(Work to be completed) Write every line of the material out exactly as shown.

#### Task inputs ####

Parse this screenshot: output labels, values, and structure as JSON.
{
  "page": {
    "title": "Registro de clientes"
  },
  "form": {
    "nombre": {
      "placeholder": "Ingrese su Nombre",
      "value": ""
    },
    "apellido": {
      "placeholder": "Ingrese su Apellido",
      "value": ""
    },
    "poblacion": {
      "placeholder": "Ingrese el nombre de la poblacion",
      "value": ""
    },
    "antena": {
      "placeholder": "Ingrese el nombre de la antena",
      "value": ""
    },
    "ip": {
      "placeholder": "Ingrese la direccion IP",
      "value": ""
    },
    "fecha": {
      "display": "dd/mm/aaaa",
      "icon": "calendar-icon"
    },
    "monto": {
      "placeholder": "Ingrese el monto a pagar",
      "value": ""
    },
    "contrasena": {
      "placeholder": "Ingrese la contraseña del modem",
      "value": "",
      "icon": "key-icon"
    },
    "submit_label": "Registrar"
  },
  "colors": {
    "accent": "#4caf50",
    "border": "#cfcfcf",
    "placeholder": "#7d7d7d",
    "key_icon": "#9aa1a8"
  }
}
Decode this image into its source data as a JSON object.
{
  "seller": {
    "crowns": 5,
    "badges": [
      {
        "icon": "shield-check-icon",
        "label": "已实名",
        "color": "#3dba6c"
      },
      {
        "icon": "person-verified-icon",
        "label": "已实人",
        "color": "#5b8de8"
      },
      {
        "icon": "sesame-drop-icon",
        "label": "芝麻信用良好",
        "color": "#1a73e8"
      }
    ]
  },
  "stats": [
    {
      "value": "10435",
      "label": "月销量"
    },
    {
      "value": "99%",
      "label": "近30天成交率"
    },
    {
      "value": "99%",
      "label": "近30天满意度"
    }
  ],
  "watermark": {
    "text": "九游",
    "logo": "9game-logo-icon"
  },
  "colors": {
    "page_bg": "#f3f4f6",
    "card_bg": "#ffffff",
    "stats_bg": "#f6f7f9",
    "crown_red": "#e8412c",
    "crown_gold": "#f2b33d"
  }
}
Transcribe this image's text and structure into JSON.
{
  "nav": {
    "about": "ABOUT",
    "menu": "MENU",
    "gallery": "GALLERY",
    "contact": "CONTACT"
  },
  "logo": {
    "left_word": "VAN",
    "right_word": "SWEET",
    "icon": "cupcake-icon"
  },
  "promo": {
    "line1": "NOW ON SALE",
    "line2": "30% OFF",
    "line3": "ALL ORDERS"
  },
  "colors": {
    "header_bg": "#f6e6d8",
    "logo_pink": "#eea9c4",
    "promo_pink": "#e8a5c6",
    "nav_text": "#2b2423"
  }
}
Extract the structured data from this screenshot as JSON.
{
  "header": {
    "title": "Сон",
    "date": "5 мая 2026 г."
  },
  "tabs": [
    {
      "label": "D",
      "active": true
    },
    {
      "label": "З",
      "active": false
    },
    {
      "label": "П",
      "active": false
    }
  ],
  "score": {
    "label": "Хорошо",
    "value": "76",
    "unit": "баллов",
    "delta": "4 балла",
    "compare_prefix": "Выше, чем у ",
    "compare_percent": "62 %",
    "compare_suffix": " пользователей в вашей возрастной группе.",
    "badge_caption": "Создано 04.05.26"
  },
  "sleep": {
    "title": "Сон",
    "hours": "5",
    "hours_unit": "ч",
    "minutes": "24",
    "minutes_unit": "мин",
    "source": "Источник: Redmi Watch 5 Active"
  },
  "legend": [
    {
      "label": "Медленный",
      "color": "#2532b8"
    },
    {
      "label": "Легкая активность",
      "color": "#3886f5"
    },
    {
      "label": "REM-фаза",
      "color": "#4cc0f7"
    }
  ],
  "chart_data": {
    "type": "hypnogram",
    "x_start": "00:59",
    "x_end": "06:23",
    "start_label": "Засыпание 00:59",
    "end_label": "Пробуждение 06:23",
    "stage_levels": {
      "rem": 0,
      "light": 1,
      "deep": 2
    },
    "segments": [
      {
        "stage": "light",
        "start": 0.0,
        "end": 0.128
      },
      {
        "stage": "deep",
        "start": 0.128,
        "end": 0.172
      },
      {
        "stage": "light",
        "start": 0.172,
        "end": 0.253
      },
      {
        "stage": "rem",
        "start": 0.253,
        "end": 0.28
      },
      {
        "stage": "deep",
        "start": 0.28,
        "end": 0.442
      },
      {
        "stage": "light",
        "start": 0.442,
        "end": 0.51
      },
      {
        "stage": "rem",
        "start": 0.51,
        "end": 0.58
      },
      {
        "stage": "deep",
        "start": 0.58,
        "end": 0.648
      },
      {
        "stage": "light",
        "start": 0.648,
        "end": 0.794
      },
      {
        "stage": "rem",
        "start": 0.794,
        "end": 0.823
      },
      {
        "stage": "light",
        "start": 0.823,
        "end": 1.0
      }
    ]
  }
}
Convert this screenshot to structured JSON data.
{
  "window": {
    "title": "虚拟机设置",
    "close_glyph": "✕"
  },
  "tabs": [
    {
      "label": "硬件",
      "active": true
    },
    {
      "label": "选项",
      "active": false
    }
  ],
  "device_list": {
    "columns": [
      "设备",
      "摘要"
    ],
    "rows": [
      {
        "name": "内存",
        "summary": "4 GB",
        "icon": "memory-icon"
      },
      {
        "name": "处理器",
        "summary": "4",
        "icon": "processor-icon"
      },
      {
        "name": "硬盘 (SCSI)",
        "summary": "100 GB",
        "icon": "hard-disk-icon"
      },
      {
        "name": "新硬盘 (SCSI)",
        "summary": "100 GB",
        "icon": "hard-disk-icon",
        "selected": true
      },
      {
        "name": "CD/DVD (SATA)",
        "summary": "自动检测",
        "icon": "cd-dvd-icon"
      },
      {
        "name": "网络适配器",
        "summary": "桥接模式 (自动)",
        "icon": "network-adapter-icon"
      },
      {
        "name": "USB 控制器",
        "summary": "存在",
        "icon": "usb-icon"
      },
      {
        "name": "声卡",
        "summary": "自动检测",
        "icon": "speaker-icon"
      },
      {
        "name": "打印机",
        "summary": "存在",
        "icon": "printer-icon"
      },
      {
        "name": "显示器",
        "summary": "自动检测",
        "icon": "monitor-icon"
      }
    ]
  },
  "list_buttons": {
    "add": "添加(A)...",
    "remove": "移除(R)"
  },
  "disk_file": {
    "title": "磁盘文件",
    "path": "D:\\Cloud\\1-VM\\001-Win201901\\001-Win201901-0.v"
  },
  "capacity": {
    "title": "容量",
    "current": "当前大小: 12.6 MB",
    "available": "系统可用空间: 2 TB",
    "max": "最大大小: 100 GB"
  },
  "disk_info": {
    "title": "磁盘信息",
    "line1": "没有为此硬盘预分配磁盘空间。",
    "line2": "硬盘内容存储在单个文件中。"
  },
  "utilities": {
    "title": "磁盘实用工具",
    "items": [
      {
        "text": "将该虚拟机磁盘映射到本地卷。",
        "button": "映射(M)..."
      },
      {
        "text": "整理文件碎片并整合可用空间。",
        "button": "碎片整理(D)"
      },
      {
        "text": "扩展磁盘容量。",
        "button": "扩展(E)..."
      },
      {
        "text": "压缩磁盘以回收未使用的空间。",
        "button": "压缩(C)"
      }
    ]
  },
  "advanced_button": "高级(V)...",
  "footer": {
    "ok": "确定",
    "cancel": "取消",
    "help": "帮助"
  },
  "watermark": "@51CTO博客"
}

####

(Response to the exercise)
Parse this screenshot: output labels, values, and structure as JSON.
{
  "page": {
    "title": "Registro de clientes"
  },
  "form": {
    "nombre": {
      "placeholder": "Ingrese su Nombre",
      "value": ""
    },
    "apellido": {
      "placeholder": "Ingrese su Apellido",
      "value": ""
    },
    "poblacion": {
      "placeholder": "Ingrese el nombre de la poblacion",
      "value": ""
    },
    "antena": {
      "placeholder": "Ingrese el nombre de la antena",
      "value": ""
    },
    "ip": {
      "placeholder": "Ingrese la direccion IP",
      "value": ""
    },
    "fecha": {
      "display": "dd/mm/aaaa",
      "icon": "calendar-icon"
    },
    "monto": {
      "placeholder": "Ingrese el monto a pagar",
      "value": ""
    },
    "contrasena": {
      "placeholder": "Ingrese la contraseña del modem",
      "value": "",
      "icon": "key-icon"
    },
    "submit_label": "Registrar"
  },
  "colors": {
    "accent": "#4caf50",
    "border": "#cfcfcf",
    "placeholder": "#7d7d7d",
    "key_icon": "#9aa1a8"
  }
}
Decode this image into its source data as a JSON object.
{
  "seller": {
    "crowns": 5,
    "badges": [
      {
        "icon": "shield-check-icon",
        "label": "已实名",
        "color": "#3dba6c"
      },
      {
        "icon": "person-verified-icon",
        "label": "已实人",
        "color": "#5b8de8"
      },
      {
        "icon": "sesame-drop-icon",
        "label": "芝麻信用良好",
        "color": "#1a73e8"
      }
    ]
  },
  "stats": [
    {
      "value": "10435",
      "label": "月销量"
    },
    {
      "value": "99%",
      "label": "近30天成交率"
    },
    {
      "value": "99%",
      "label": "近30天满意度"
    }
  ],
  "watermark": {
    "text": "九游",
    "logo": "9game-logo-icon"
  },
  "colors": {
    "page_bg": "#f3f4f6",
    "card_bg": "#ffffff",
    "stats_bg": "#f6f7f9",
    "crown_red": "#e8412c",
    "crown_gold": "#f2b33d"
  }
}
Transcribe this image's text and structure into JSON.
{
  "nav": {
    "about": "ABOUT",
    "menu": "MENU",
    "gallery": "GALLERY",
    "contact": "CONTACT"
  },
  "logo": {
    "left_word": "VAN",
    "right_word": "SWEET",
    "icon": "cupcake-icon"
  },
  "promo": {
    "line1": "NOW ON SALE",
    "line2": "30% OFF",
    "line3": "ALL ORDERS"
  },
  "colors": {
    "header_bg": "#f6e6d8",
    "logo_pink": "#eea9c4",
    "promo_pink": "#e8a5c6",
    "nav_text": "#2b2423"
  }
}
Extract the structured data from this screenshot as JSON.
{
  "header": {
    "title": "Сон",
    "date": "5 мая 2026 г."
  },
  "tabs": [
    {
      "label": "D",
      "active": true
    },
    {
      "label": "З",
      "active": false
    },
    {
      "label": "П",
      "active": false
    }
  ],
  "score": {
    "label": "Хорошо",
    "value": "76",
    "unit": "баллов",
    "delta": "4 балла",
    "compare_prefix": "Выше, чем у ",
    "compare_percent": "62 %",
    "compare_suffix": " пользователей в вашей возрастной группе.",
    "badge_caption": "Создано 04.05.26"
  },
  "sleep": {
    "title": "Сон",
    "hours": "5",
    "hours_unit": "ч",
    "minutes": "24",
    "minutes_unit": "мин",
    "source": "Источник: Redmi Watch 5 Active"
  },
  "legend": [
    {
      "label": "Медленный",
      "color": "#2532b8"
    },
    {
      "label": "Легкая активность",
      "color": "#3886f5"
    },
    {
      "label": "REM-фаза",
      "color": "#4cc0f7"
    }
  ],
  "chart_data": {
    "type": "hypnogram",
    "x_start": "00:59",
    "x_end": "06:23",
    "start_label": "Засыпание 00:59",
    "end_label": "Пробуждение 06:23",
    "stage_levels": {
      "rem": 0,
      "light": 1,
      "deep": 2
    },
    "segments": [
      {
        "stage": "light",
        "start": 0.0,
        "end": 0.128
      },
      {
        "stage": "deep",
        "start": 0.128,
        "end": 0.172
      },
      {
        "stage": "light",
        "start": 0.172,
        "end": 0.253
      },
      {
        "stage": "rem",
        "start": 0.253,
        "end": 0.28
      },
      {
        "stage": "deep",
        "start": 0.28,
        "end": 0.442
      },
      {
        "stage": "light",
        "start": 0.442,
        "end": 0.51
      },
      {
        "stage": "rem",
        "start": 0.51,
        "end": 0.58
      },
      {
        "stage": "deep",
        "start": 0.58,
        "end": 0.648
      },
      {
        "stage": "light",
        "start": 0.648,
        "end": 0.794
      },
      {
        "stage": "rem",
        "start": 0.794,
        "end": 0.823
      },
      {
        "stage": "light",
        "start": 0.823,
        "end": 1.0
      }
    ]
  }
}
Convert this screenshot to structured JSON data.
{
  "window": {
    "title": "虚拟机设置",
    "close_glyph": "✕"
  },
  "tabs": [
    {
      "label": "硬件",
      "active": true
    },
    {
      "label": "选项",
      "active": false
    }
  ],
  "device_list": {
    "columns": [
      "设备",
      "摘要"
    ],
    "rows": [
      {
        "name": "内存",
        "summary": "4 GB",
        "icon": "memory-icon"
      },
      {
        "name": "处理器",
        "summary": "4",
        "icon": "processor-icon"
      },
      {
        "name": "硬盘 (SCSI)",
        "summary": "100 GB",
        "icon": "hard-disk-icon"
      },
      {
        "name": "新硬盘 (SCSI)",
        "summary": "100 GB",
        "icon": "hard-disk-icon",
        "selected": true
      },
      {
        "name": "CD/DVD (SATA)",
        "summary": "自动检测",
        "icon": "cd-dvd-icon"
      },
      {
        "name": "网络适配器",
        "summary": "桥接模式 (自动)",
        "icon": "network-adapter-icon"
      },
      {
        "name": "USB 控制器",
        "summary": "存在",
        "icon": "usb-icon"
      },
      {
        "name": "声卡",
        "summary": "自动检测",
        "icon": "speaker-icon"
      },
      {
        "name": "打印机",
        "summary": "存在",
        "icon": "printer-icon"
      },
      {
        "name": "显示器",
        "summary": "自动检测",
        "icon": "monitor-icon"
      }
    ]
  },
  "list_buttons": {
    "add": "添加(A)...",
    "remove": "移除(R)"
  },
  "disk_file": {
    "title": "磁盘文件",
    "path": "D:\\Cloud\\1-VM\\001-Win201901\\001-Win201901-0.v"
  },
  "capacity": {
    "title": "容量",
    "current": "当前大小: 12.6 MB",
    "available": "系统可用空间: 2 TB",
    "max": "最大大小: 100 GB"
  },
  "disk_info": {
    "title": "磁盘信息",
    "line1": "没有为此硬盘预分配磁盘空间。",
    "line2": "硬盘内容存储在单个文件中。"
  },
  "utilities": {
    "title": "磁盘实用工具",
    "items": [
      {
        "text": "将该虚拟机磁盘映射到本地卷。",
        "button": "映射(M)..."
      },
      {
        "text": "整理文件碎片并整合可用空间。",
        "button": "碎片整理(D)"
      },
      {
        "text": "扩展磁盘容量。",
        "button": "扩展(E)..."
      },
      {
        "text": "压缩磁盘以回收未使用的空间。",
        "button": "压缩(C)"
      }
    ]
  },
  "advanced_button": "高级(V)...",
  "footer": {
    "ok": "确定",
    "cancel": "取消",
    "help": "帮助"
  },
  "watermark": "@51CTO博客"
}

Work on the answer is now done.